[start of THE INPUT]
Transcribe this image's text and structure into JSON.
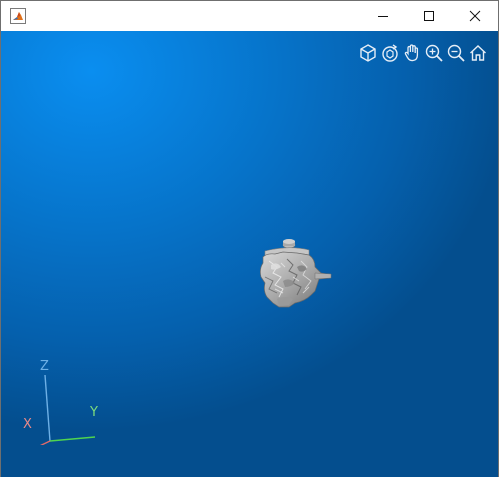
{
  "window": {
    "title": "",
    "controls": {
      "minimize": "minimize",
      "maximize": "maximize",
      "close": "close"
    }
  },
  "toolbar": {
    "tools": [
      {
        "name": "restore-view-icon"
      },
      {
        "name": "rotate-icon"
      },
      {
        "name": "pan-icon"
      },
      {
        "name": "zoom-in-icon"
      },
      {
        "name": "zoom-out-icon"
      },
      {
        "name": "home-icon"
      }
    ]
  },
  "axes": {
    "x_label": "X",
    "y_label": "Y",
    "z_label": "Z",
    "colors": {
      "x": "#e88a8a",
      "y": "#7ddc7d",
      "z": "#6eb0e6"
    }
  },
  "colors": {
    "viewport_bg": "#0673c9",
    "model": "#b4b4b4"
  }
}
[end of THE INPUT]
Give the number of lines that carry the word "icon", with nothing added.

6